* **PROMPT**: Output the entries word for word. Omit images.

* **Items from a data source**:
____

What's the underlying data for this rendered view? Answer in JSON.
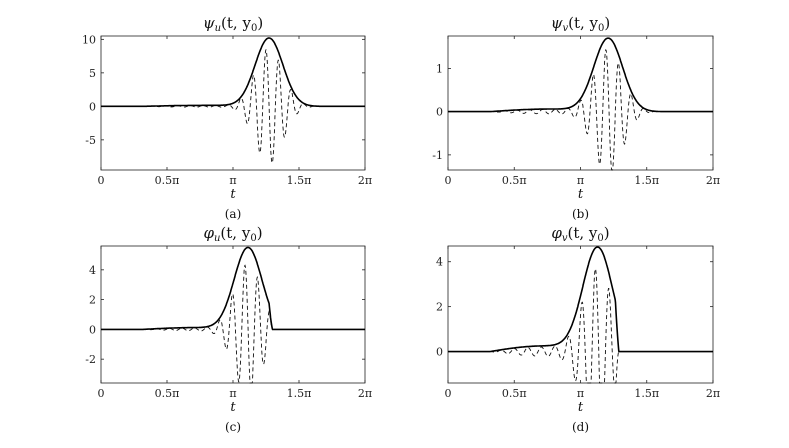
{
  "chart_data": [
    {
      "type": "line",
      "title": "ψ_u(t, y_0)",
      "xlabel": "t",
      "caption": "(a)",
      "xlim": [
        0,
        6.2832
      ],
      "ylim": [
        -9.5,
        10.5
      ],
      "x_ticks": [
        {
          "v": 0,
          "label": "0"
        },
        {
          "v": 1.5708,
          "label": "0.5π"
        },
        {
          "v": 3.1416,
          "label": "π"
        },
        {
          "v": 4.7124,
          "label": "1.5π"
        },
        {
          "v": 6.2832,
          "label": "2π"
        }
      ],
      "y_ticks": [
        {
          "v": -5,
          "label": "-5"
        },
        {
          "v": 0,
          "label": "0"
        },
        {
          "v": 5,
          "label": "5"
        },
        {
          "v": 10,
          "label": "10"
        }
      ],
      "series": [
        {
          "style": "solid",
          "envelope": {
            "peak_x": 4.0,
            "peak_y": 10.2,
            "width": 0.33,
            "rise_start": 1.0,
            "rise_amp": 0.15,
            "cutoff": 6.28
          }
        },
        {
          "style": "dashed",
          "oscillation": {
            "period": 0.3,
            "amp": 0.85,
            "phase": 1.57,
            "cutoff": 5.0
          }
        }
      ]
    },
    {
      "type": "line",
      "title": "ψ_v(t, y_0)",
      "xlabel": "t",
      "caption": "(b)",
      "xlim": [
        0,
        6.2832
      ],
      "ylim": [
        -1.35,
        1.75
      ],
      "x_ticks": [
        {
          "v": 0,
          "label": "0"
        },
        {
          "v": 1.5708,
          "label": "0.5π"
        },
        {
          "v": 3.1416,
          "label": "π"
        },
        {
          "v": 4.7124,
          "label": "1.5π"
        },
        {
          "v": 6.2832,
          "label": "2π"
        }
      ],
      "y_ticks": [
        {
          "v": -1,
          "label": "-1"
        },
        {
          "v": 0,
          "label": "0"
        },
        {
          "v": 1,
          "label": "1"
        }
      ],
      "series": [
        {
          "style": "solid",
          "envelope": {
            "peak_x": 3.8,
            "peak_y": 1.7,
            "width": 0.34,
            "rise_start": 1.0,
            "rise_amp": 0.06,
            "cutoff": 6.28
          }
        },
        {
          "style": "dashed",
          "oscillation": {
            "period": 0.3,
            "amp": 0.85,
            "phase": 1.2,
            "cutoff": 4.9
          }
        }
      ]
    },
    {
      "type": "line",
      "title": "φ_u(t, y_0)",
      "xlabel": "t",
      "caption": "(c)",
      "xlim": [
        0,
        6.2832
      ],
      "ylim": [
        -3.6,
        5.6
      ],
      "x_ticks": [
        {
          "v": 0,
          "label": "0"
        },
        {
          "v": 1.5708,
          "label": "0.5π"
        },
        {
          "v": 3.1416,
          "label": "π"
        },
        {
          "v": 4.7124,
          "label": "1.5π"
        },
        {
          "v": 6.2832,
          "label": "2π"
        }
      ],
      "y_ticks": [
        {
          "v": -2,
          "label": "-2"
        },
        {
          "v": 0,
          "label": "0"
        },
        {
          "v": 2,
          "label": "2"
        },
        {
          "v": 4,
          "label": "4"
        }
      ],
      "series": [
        {
          "style": "solid",
          "envelope": {
            "peak_x": 3.5,
            "peak_y": 5.5,
            "width": 0.33,
            "rise_start": 1.0,
            "rise_amp": 0.12,
            "cutoff": 4.08
          }
        },
        {
          "style": "dashed",
          "oscillation": {
            "period": 0.3,
            "amp": 0.8,
            "phase": 1.57,
            "cutoff": 4.08
          }
        }
      ]
    },
    {
      "type": "line",
      "title": "φ_v(t, y_0)",
      "xlabel": "t",
      "caption": "(d)",
      "xlim": [
        0,
        6.2832
      ],
      "ylim": [
        -1.4,
        4.7
      ],
      "x_ticks": [
        {
          "v": 0,
          "label": "0"
        },
        {
          "v": 1.5708,
          "label": "0.5π"
        },
        {
          "v": 3.1416,
          "label": "π"
        },
        {
          "v": 4.7124,
          "label": "1.5π"
        },
        {
          "v": 6.2832,
          "label": "2π"
        }
      ],
      "y_ticks": [
        {
          "v": 0,
          "label": "0"
        },
        {
          "v": 2,
          "label": "2"
        },
        {
          "v": 4,
          "label": "4"
        }
      ],
      "series": [
        {
          "style": "solid",
          "envelope": {
            "peak_x": 3.55,
            "peak_y": 4.65,
            "width": 0.35,
            "rise_start": 1.0,
            "rise_amp": 0.25,
            "cutoff": 4.05
          }
        },
        {
          "style": "dashed",
          "oscillation": {
            "period": 0.32,
            "amp": 0.8,
            "phase": 1.1,
            "cutoff": 4.05
          }
        }
      ]
    }
  ]
}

____

* **REPLY TO THE TASK**:
What's the underlying data for this rendered view? Answer in JSON.
{
  "chart_data": [
    {
      "type": "line",
      "title": "ψ_u(t, y_0)",
      "xlabel": "t",
      "caption": "(a)",
      "xlim": [
        0,
        6.2832
      ],
      "ylim": [
        -9.5,
        10.5
      ],
      "x_ticks": [
        {
          "v": 0,
          "label": "0"
        },
        {
          "v": 1.5708,
          "label": "0.5π"
        },
        {
          "v": 3.1416,
          "label": "π"
        },
        {
          "v": 4.7124,
          "label": "1.5π"
        },
        {
          "v": 6.2832,
          "label": "2π"
        }
      ],
      "y_ticks": [
        {
          "v": -5,
          "label": "-5"
        },
        {
          "v": 0,
          "label": "0"
        },
        {
          "v": 5,
          "label": "5"
        },
        {
          "v": 10,
          "label": "10"
        }
      ],
      "series": [
        {
          "style": "solid",
          "envelope": {
            "peak_x": 4.0,
            "peak_y": 10.2,
            "width": 0.33,
            "rise_start": 1.0,
            "rise_amp": 0.15,
            "cutoff": 6.28
          }
        },
        {
          "style": "dashed",
          "oscillation": {
            "period": 0.3,
            "amp": 0.85,
            "phase": 1.57,
            "cutoff": 5.0
          }
        }
      ]
    },
    {
      "type": "line",
      "title": "ψ_v(t, y_0)",
      "xlabel": "t",
      "caption": "(b)",
      "xlim": [
        0,
        6.2832
      ],
      "ylim": [
        -1.35,
        1.75
      ],
      "x_ticks": [
        {
          "v": 0,
          "label": "0"
        },
        {
          "v": 1.5708,
          "label": "0.5π"
        },
        {
          "v": 3.1416,
          "label": "π"
        },
        {
          "v": 4.7124,
          "label": "1.5π"
        },
        {
          "v": 6.2832,
          "label": "2π"
        }
      ],
      "y_ticks": [
        {
          "v": -1,
          "label": "-1"
        },
        {
          "v": 0,
          "label": "0"
        },
        {
          "v": 1,
          "label": "1"
        }
      ],
      "series": [
        {
          "style": "solid",
          "envelope": {
            "peak_x": 3.8,
            "peak_y": 1.7,
            "width": 0.34,
            "rise_start": 1.0,
            "rise_amp": 0.06,
            "cutoff": 6.28
          }
        },
        {
          "style": "dashed",
          "oscillation": {
            "period": 0.3,
            "amp": 0.85,
            "phase": 1.2,
            "cutoff": 4.9
          }
        }
      ]
    },
    {
      "type": "line",
      "title": "φ_u(t, y_0)",
      "xlabel": "t",
      "caption": "(c)",
      "xlim": [
        0,
        6.2832
      ],
      "ylim": [
        -3.6,
        5.6
      ],
      "x_ticks": [
        {
          "v": 0,
          "label": "0"
        },
        {
          "v": 1.5708,
          "label": "0.5π"
        },
        {
          "v": 3.1416,
          "label": "π"
        },
        {
          "v": 4.7124,
          "label": "1.5π"
        },
        {
          "v": 6.2832,
          "label": "2π"
        }
      ],
      "y_ticks": [
        {
          "v": -2,
          "label": "-2"
        },
        {
          "v": 0,
          "label": "0"
        },
        {
          "v": 2,
          "label": "2"
        },
        {
          "v": 4,
          "label": "4"
        }
      ],
      "series": [
        {
          "style": "solid",
          "envelope": {
            "peak_x": 3.5,
            "peak_y": 5.5,
            "width": 0.33,
            "rise_start": 1.0,
            "rise_amp": 0.12,
            "cutoff": 4.08
          }
        },
        {
          "style": "dashed",
          "oscillation": {
            "period": 0.3,
            "amp": 0.8,
            "phase": 1.57,
            "cutoff": 4.08
          }
        }
      ]
    },
    {
      "type": "line",
      "title": "φ_v(t, y_0)",
      "xlabel": "t",
      "caption": "(d)",
      "xlim": [
        0,
        6.2832
      ],
      "ylim": [
        -1.4,
        4.7
      ],
      "x_ticks": [
        {
          "v": 0,
          "label": "0"
        },
        {
          "v": 1.5708,
          "label": "0.5π"
        },
        {
          "v": 3.1416,
          "label": "π"
        },
        {
          "v": 4.7124,
          "label": "1.5π"
        },
        {
          "v": 6.2832,
          "label": "2π"
        }
      ],
      "y_ticks": [
        {
          "v": 0,
          "label": "0"
        },
        {
          "v": 2,
          "label": "2"
        },
        {
          "v": 4,
          "label": "4"
        }
      ],
      "series": [
        {
          "style": "solid",
          "envelope": {
            "peak_x": 3.55,
            "peak_y": 4.65,
            "width": 0.35,
            "rise_start": 1.0,
            "rise_amp": 0.25,
            "cutoff": 4.05
          }
        },
        {
          "style": "dashed",
          "oscillation": {
            "period": 0.32,
            "amp": 0.8,
            "phase": 1.1,
            "cutoff": 4.05
          }
        }
      ]
    }
  ]
}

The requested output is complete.